Element location data:

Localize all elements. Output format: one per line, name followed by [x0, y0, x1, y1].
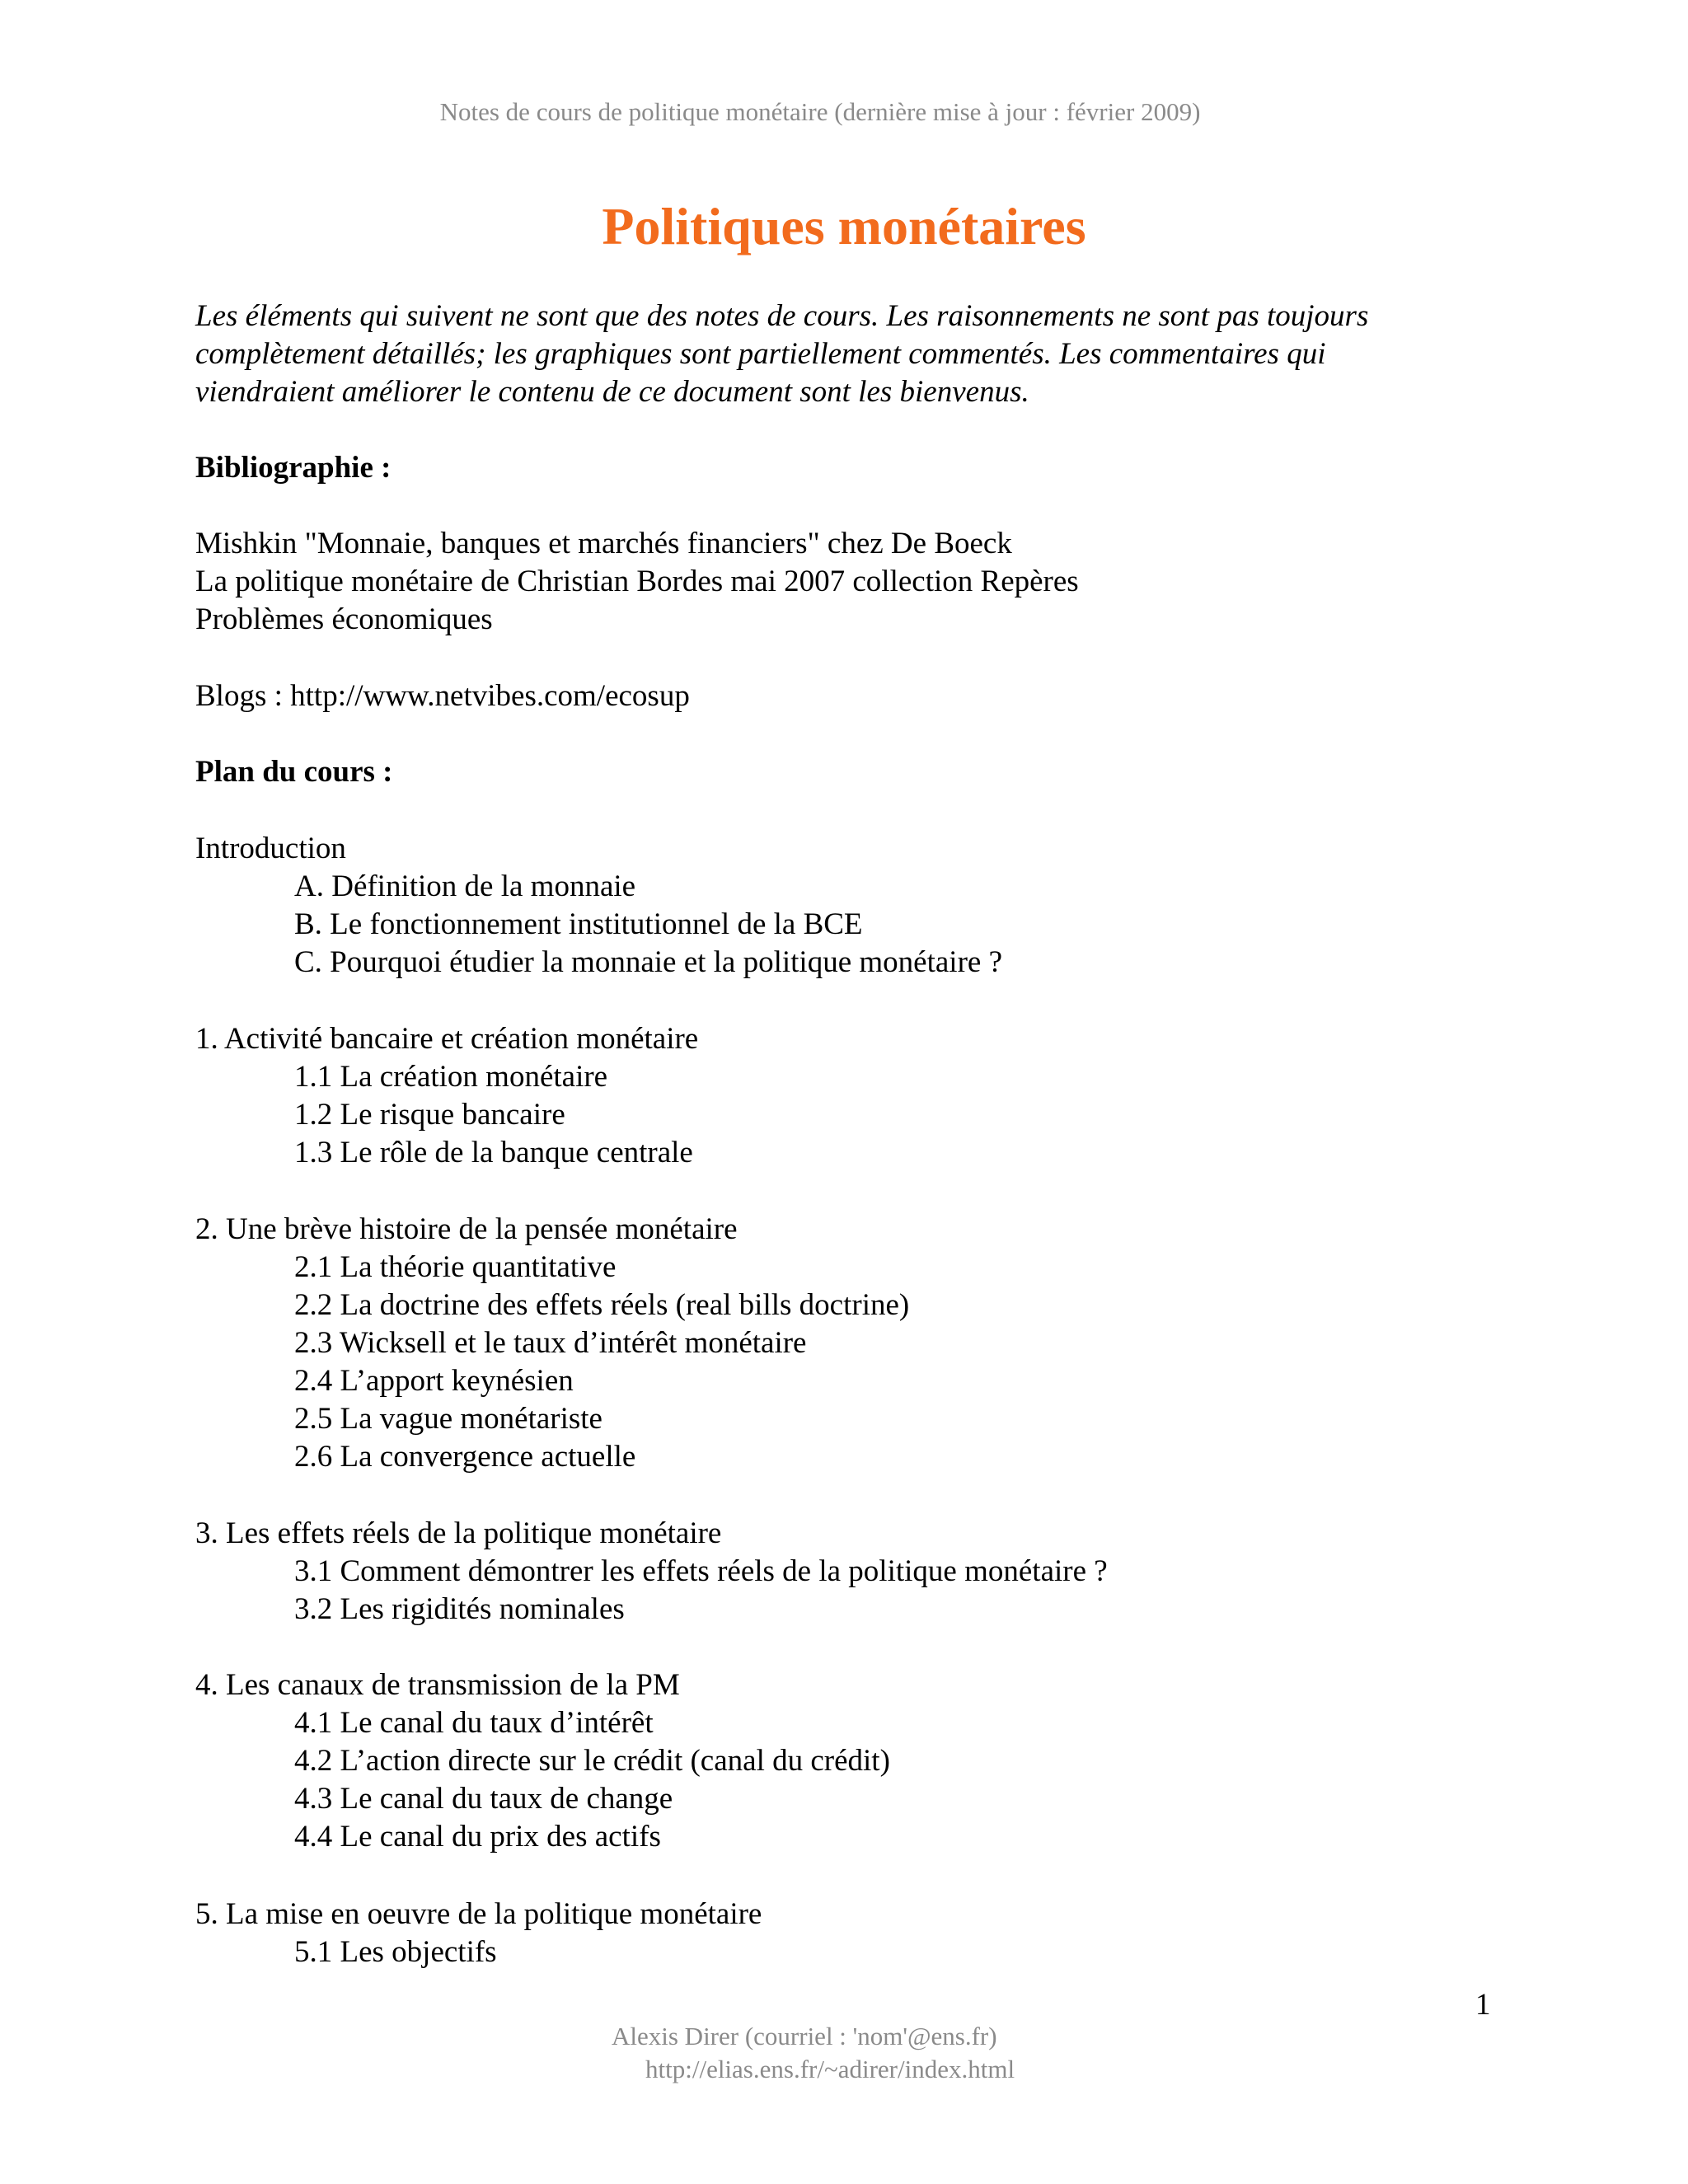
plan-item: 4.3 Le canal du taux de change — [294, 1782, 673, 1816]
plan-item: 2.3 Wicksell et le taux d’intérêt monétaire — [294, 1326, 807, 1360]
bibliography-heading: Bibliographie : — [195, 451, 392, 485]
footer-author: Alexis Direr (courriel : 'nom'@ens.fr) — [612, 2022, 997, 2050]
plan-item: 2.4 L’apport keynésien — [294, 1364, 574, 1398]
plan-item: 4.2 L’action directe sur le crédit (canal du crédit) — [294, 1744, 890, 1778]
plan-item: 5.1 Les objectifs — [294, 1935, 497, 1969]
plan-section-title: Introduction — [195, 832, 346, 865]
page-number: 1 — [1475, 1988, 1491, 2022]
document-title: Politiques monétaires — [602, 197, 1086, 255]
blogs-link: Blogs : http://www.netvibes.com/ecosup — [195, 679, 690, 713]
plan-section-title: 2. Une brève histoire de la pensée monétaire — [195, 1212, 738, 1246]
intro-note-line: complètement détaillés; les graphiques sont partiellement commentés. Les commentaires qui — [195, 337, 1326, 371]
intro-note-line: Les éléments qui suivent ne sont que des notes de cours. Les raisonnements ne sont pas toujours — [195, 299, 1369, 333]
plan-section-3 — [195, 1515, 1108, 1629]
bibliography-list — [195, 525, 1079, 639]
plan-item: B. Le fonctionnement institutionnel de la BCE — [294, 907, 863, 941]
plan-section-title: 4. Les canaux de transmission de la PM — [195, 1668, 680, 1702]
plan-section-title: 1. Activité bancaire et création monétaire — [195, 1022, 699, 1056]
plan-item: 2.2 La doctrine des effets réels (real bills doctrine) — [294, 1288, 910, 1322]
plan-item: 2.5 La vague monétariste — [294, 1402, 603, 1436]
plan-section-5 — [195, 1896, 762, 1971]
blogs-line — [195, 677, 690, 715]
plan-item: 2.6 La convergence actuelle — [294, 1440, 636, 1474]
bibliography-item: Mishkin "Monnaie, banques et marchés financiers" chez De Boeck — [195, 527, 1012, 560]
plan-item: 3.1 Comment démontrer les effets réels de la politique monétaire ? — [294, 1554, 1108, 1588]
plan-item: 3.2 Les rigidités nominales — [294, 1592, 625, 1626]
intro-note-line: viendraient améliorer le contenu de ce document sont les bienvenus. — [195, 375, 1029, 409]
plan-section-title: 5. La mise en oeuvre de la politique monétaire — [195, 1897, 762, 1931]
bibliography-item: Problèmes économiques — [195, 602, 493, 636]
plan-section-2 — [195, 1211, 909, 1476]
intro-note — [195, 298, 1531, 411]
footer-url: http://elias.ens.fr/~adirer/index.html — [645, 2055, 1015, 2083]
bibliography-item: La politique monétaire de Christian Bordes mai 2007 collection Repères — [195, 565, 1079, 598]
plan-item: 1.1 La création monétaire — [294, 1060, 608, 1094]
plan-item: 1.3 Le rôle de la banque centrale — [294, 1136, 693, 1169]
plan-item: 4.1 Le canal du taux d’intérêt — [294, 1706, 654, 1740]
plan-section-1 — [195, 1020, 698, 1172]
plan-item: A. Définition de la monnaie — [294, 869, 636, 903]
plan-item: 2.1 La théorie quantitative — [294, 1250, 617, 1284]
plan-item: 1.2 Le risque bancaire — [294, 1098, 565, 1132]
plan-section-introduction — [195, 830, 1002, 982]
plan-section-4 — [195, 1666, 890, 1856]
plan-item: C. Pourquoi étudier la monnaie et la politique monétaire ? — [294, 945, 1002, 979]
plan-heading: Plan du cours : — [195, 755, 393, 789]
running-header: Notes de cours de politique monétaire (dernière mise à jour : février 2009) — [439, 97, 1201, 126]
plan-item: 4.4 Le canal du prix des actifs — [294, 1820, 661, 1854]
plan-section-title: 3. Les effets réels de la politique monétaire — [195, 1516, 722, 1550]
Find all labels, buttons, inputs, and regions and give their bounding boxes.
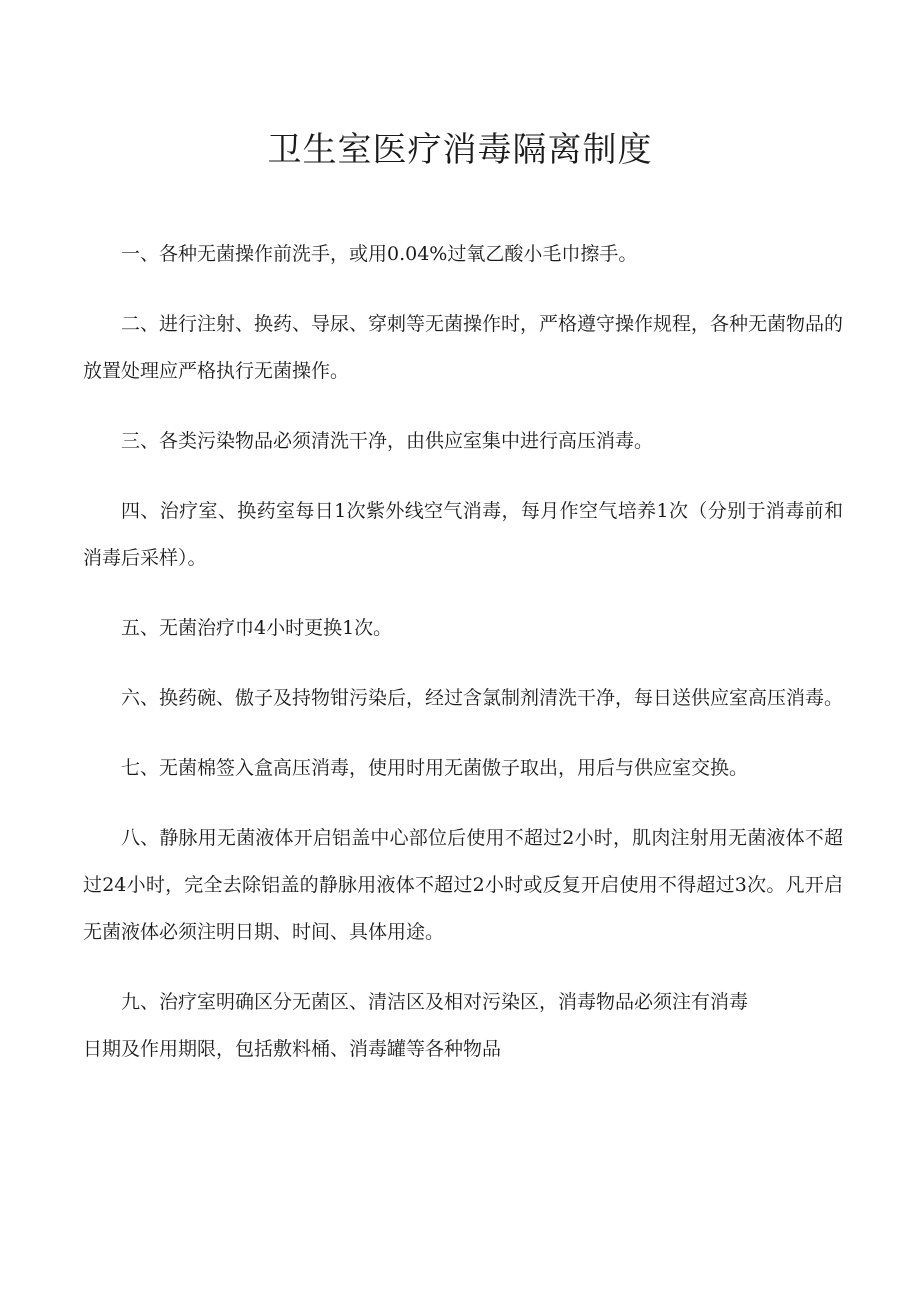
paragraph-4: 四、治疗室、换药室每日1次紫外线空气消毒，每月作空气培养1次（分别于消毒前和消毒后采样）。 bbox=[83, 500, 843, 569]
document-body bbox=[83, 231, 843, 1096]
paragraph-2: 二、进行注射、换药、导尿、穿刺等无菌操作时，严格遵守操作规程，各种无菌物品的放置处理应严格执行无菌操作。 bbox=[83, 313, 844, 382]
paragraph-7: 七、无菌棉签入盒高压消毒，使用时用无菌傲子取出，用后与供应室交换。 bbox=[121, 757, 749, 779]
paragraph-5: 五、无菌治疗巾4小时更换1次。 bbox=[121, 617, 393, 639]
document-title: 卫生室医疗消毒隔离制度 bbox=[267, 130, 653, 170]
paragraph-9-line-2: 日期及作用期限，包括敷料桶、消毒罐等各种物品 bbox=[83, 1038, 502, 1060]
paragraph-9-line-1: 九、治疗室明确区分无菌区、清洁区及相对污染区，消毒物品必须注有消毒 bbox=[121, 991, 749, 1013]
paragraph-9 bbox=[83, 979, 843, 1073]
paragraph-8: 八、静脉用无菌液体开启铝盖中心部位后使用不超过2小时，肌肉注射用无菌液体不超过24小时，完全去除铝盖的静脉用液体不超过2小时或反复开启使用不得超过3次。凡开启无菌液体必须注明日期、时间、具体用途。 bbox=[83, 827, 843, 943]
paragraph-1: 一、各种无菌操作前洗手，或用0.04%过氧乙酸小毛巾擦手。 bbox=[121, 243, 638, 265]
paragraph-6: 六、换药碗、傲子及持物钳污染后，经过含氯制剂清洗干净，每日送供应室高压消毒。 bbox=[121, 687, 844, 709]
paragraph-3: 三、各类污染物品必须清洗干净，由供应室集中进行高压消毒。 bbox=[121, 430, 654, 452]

PROBLEM => Transcribe, without any alteration, the part of the data that opens with the line containing "plan-item: 4.3 Le" and closes with the line containing "bibliography-heading: Bibliographie : —", including both of those lines.

THE COMPLETED TASK =>
plan-item: 4.3 Le canal du taux de change — [294, 1782, 673, 1816]
plan-item: 2.3 Wicksell et le taux d’intérêt monétaire — [294, 1326, 807, 1360]
bibliography-heading: Bibliographie : — [195, 451, 392, 485]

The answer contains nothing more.